WHAT TO PRODUCE
Gather each line in the entries that includes the string "public".

==*==

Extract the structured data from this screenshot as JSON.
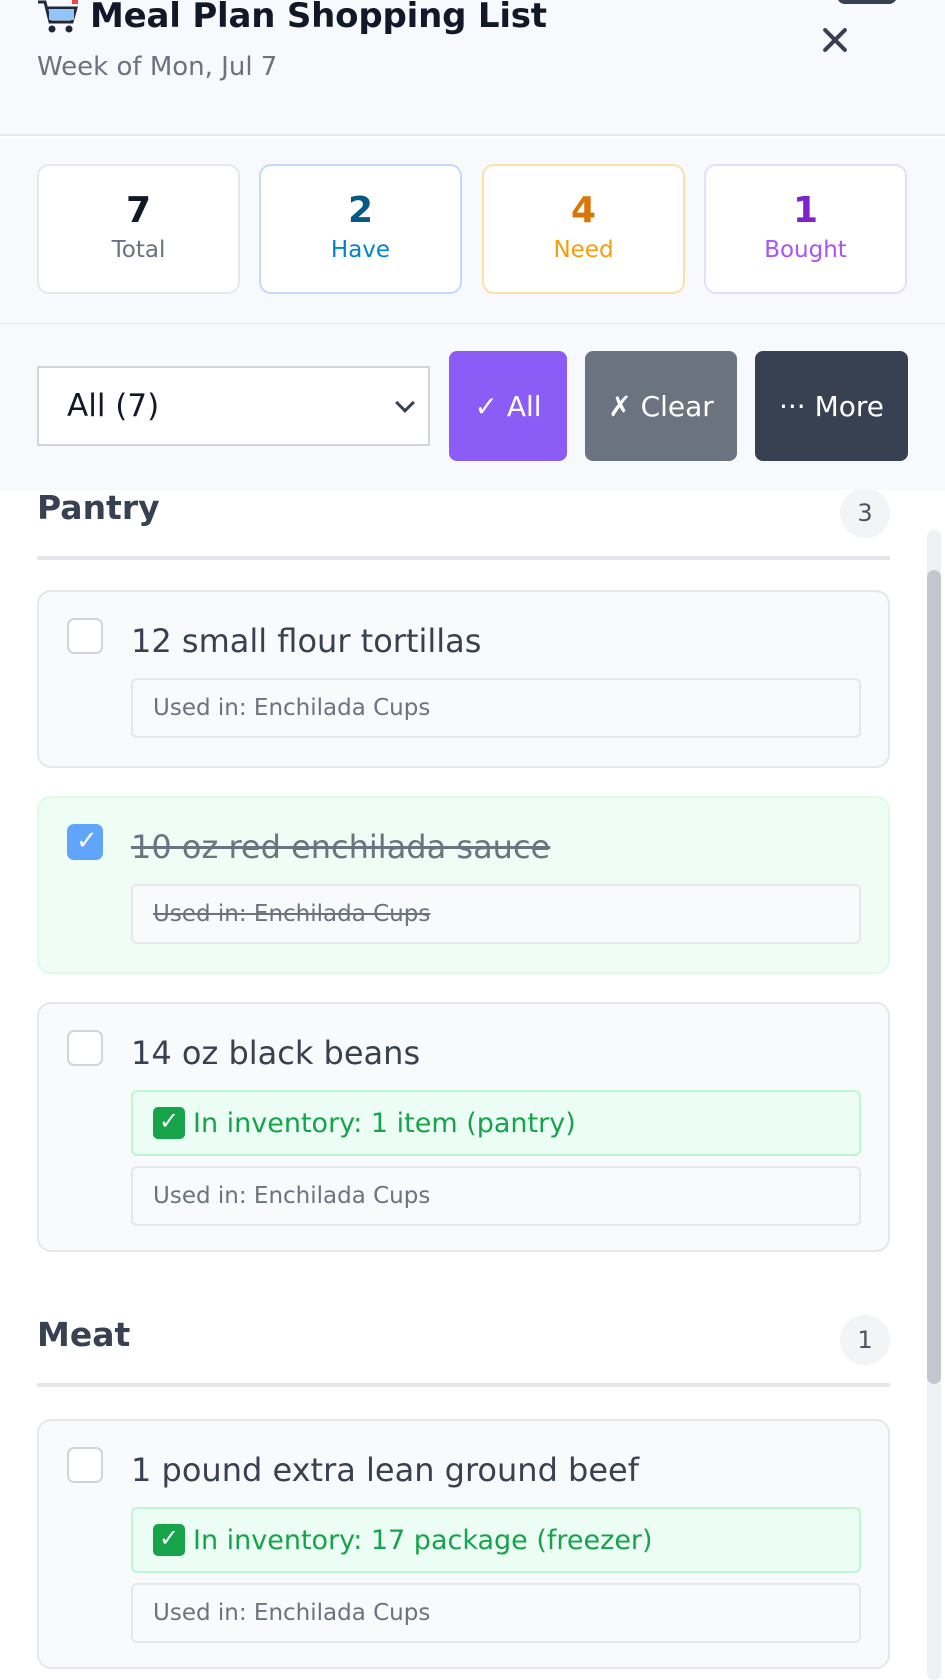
{
  "header": {
    "title": "Meal Plan Shopping List",
    "subtitle": "Week of Mon, Jul 7"
  },
  "stats": {
    "total": {
      "value": "7",
      "label": "Total"
    },
    "have": {
      "value": "2",
      "label": "Have"
    },
    "need": {
      "value": "4",
      "label": "Need"
    },
    "bought": {
      "value": "1",
      "label": "Bought"
    }
  },
  "toolbar": {
    "filter_value": "All (7)",
    "all_label": "✓ All",
    "clear_label": "✗ Clear",
    "more_label": "··· More"
  },
  "categories": [
    {
      "name": "Pantry",
      "count": "3",
      "items": [
        {
          "name": "12 small flour tortillas",
          "used_in": "Used in: Enchilada Cups",
          "checked": false
        },
        {
          "name": "10 oz red enchilada sauce",
          "used_in": "Used in: Enchilada Cups",
          "checked": true
        },
        {
          "name": "14 oz black beans",
          "inventory": "In inventory: 1 item (pantry)",
          "used_in": "Used in: Enchilada Cups",
          "checked": false
        }
      ]
    },
    {
      "name": "Meat",
      "count": "1",
      "items": [
        {
          "name": "1 pound extra lean ground beef",
          "inventory": "In inventory: 17 package (freezer)",
          "used_in": "Used in: Enchilada Cups",
          "checked": false
        }
      ]
    }
  ]
}
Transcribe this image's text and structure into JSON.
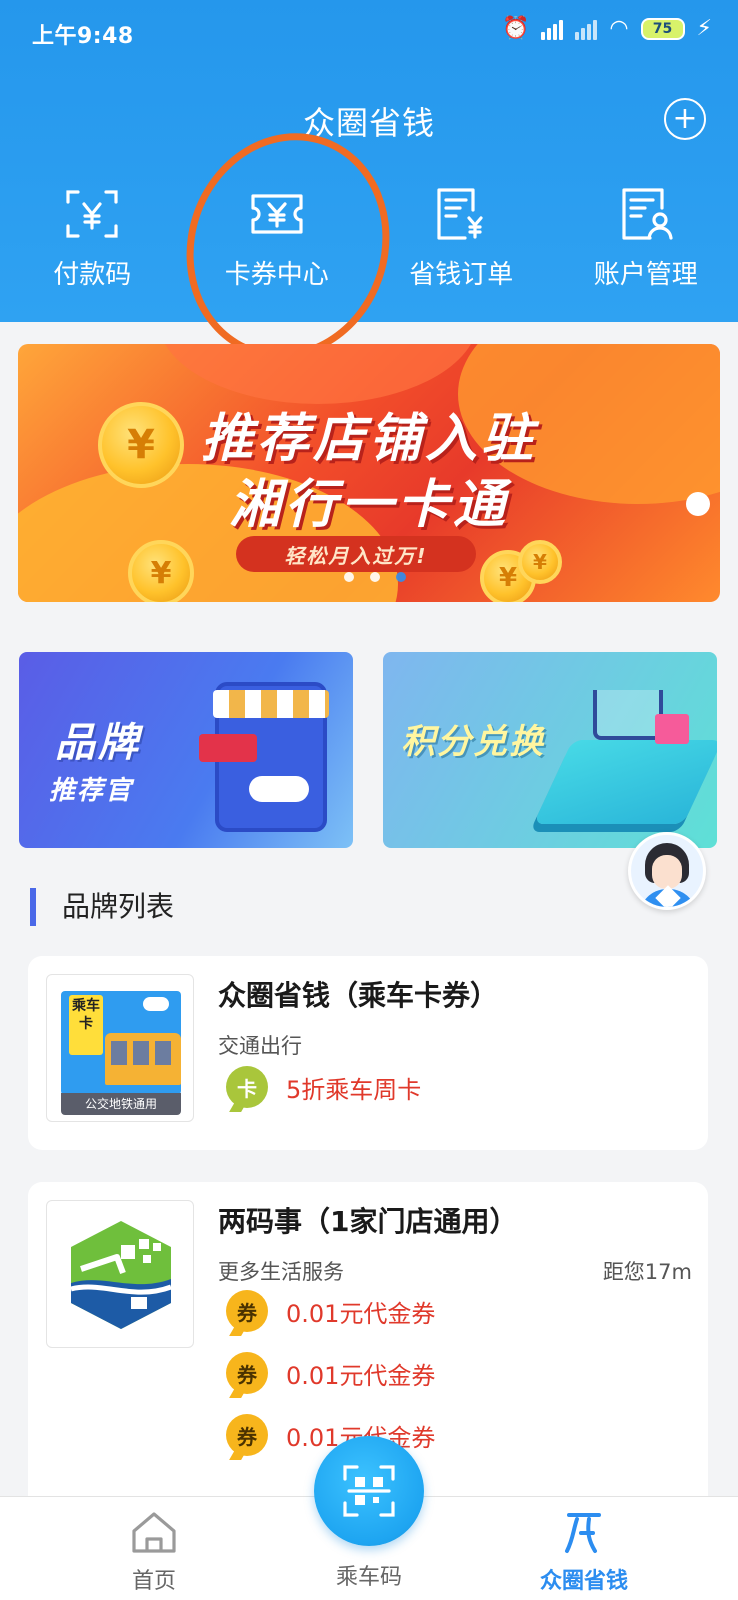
{
  "status_bar": {
    "time": "上午9:48",
    "battery": "75"
  },
  "header": {
    "title": "众圈省钱",
    "add_icon": "plus-circle-icon"
  },
  "quick_nav": [
    {
      "label": "付款码",
      "icon": "scan-yen-icon"
    },
    {
      "label": "卡券中心",
      "icon": "ticket-yen-icon"
    },
    {
      "label": "省钱订单",
      "icon": "order-yen-icon"
    },
    {
      "label": "账户管理",
      "icon": "account-card-icon"
    }
  ],
  "banner": {
    "line1": "推荐店铺入驻",
    "line2": "湘行一卡通",
    "pill": "轻松月入过万!",
    "slides": 3,
    "active_slide": 3
  },
  "promos": [
    {
      "title": "品牌",
      "subtitle": "推荐官"
    },
    {
      "title": "积分兑换"
    }
  ],
  "brand_list": {
    "title": "品牌列表",
    "items": [
      {
        "name": "众圈省钱（乘车卡券）",
        "category": "交通出行",
        "distance": "",
        "logo": {
          "tag": "乘车卡",
          "footer": "公交地铁通用"
        },
        "coupons": [
          {
            "badge": "卡",
            "text": "5折乘车周卡"
          }
        ]
      },
      {
        "name": "两码事（1家门店通用）",
        "category": "更多生活服务",
        "distance": "距您17m",
        "coupons": [
          {
            "badge": "券",
            "text": "0.01元代金券"
          },
          {
            "badge": "券",
            "text": "0.01元代金券"
          },
          {
            "badge": "券",
            "text": "0.01元代金券"
          }
        ]
      }
    ]
  },
  "bottom_nav": [
    {
      "label": "首页",
      "icon": "home-icon"
    },
    {
      "label": "乘车码",
      "icon": "qr-scan-icon"
    },
    {
      "label": "众圈省钱",
      "icon": "zq-logo-icon",
      "active": true
    }
  ],
  "colors": {
    "header": "#2597ec",
    "accent": "#2c8df0",
    "coupon_red": "#e0392b",
    "highlight_ring": "#f06b22"
  }
}
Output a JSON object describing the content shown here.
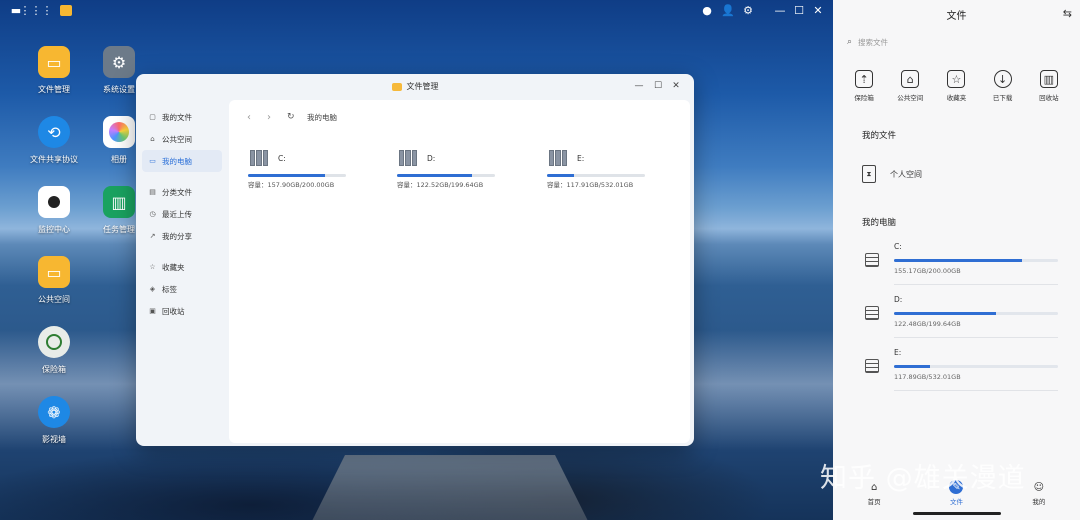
{
  "desktop": {
    "icons": [
      {
        "label": "文件管理",
        "icon": "folder-icon",
        "color": "#f7b731"
      },
      {
        "label": "系统设置",
        "icon": "gear-icon",
        "color": "#6c7a89"
      },
      {
        "label": "文件共享协议",
        "icon": "share-icon",
        "color": "#1e88e5"
      },
      {
        "label": "相册",
        "icon": "photos-icon",
        "color": "#ffffff"
      },
      {
        "label": "监控中心",
        "icon": "camera-icon",
        "color": "#ffffff"
      },
      {
        "label": "任务管理",
        "icon": "task-icon",
        "color": "#1aa260"
      },
      {
        "label": "公共空间",
        "icon": "public-folder-icon",
        "color": "#f7b731"
      },
      {
        "label": "保险箱",
        "icon": "safe-icon",
        "color": "#e8ece8"
      },
      {
        "label": "影视墙",
        "icon": "video-icon",
        "color": "#1e88e5"
      }
    ]
  },
  "window": {
    "title": "文件管理",
    "sidebar": [
      {
        "label": "我的文件",
        "icon": "my-files-icon"
      },
      {
        "label": "公共空间",
        "icon": "public-space-icon"
      },
      {
        "label": "我的电脑",
        "icon": "computer-icon",
        "active": true
      },
      {
        "label": "分类文件",
        "icon": "category-icon"
      },
      {
        "label": "最近上传",
        "icon": "recent-upload-icon"
      },
      {
        "label": "我的分享",
        "icon": "share-icon"
      },
      {
        "label": "收藏夹",
        "icon": "star-icon"
      },
      {
        "label": "标签",
        "icon": "tag-icon"
      },
      {
        "label": "回收站",
        "icon": "trash-icon"
      }
    ],
    "path": "我的电脑",
    "drives": [
      {
        "name": "C:",
        "capacity": "容量：157.90GB/200.00GB",
        "fraction": 0.79
      },
      {
        "name": "D:",
        "capacity": "容量：122.52GB/199.64GB",
        "fraction": 0.77
      },
      {
        "name": "E:",
        "capacity": "容量：117.91GB/532.01GB",
        "fraction": 0.28
      }
    ]
  },
  "panel": {
    "title": "文件",
    "search_placeholder": "搜索文件",
    "quick": [
      {
        "label": "保险箱",
        "icon": "safe-icon"
      },
      {
        "label": "公共空间",
        "icon": "public-folder-icon"
      },
      {
        "label": "收藏夹",
        "icon": "favorites-icon"
      },
      {
        "label": "已下载",
        "icon": "download-icon"
      },
      {
        "label": "回收站",
        "icon": "trash-icon"
      }
    ],
    "my_files_title": "我的文件",
    "personal_space": "个人空间",
    "my_computer_title": "我的电脑",
    "drives": [
      {
        "name": "C:",
        "capacity": "155.17GB/200.00GB",
        "fraction": 0.78
      },
      {
        "name": "D:",
        "capacity": "122.48GB/199.64GB",
        "fraction": 0.62
      },
      {
        "name": "E:",
        "capacity": "117.89GB/532.01GB",
        "fraction": 0.22
      }
    ],
    "bottom_tabs": [
      {
        "label": "首页",
        "icon": "home-icon"
      },
      {
        "label": "文件",
        "icon": "files-icon",
        "active": true
      },
      {
        "label": "我的",
        "icon": "profile-icon"
      }
    ]
  },
  "watermark": "知乎 @雄关漫道"
}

==*==

OUTPUT OF THE EXERCISE
        "icon": "public-folder-icon",
        "icon": "public-space-icon"
        "icon": "public-folder-icon"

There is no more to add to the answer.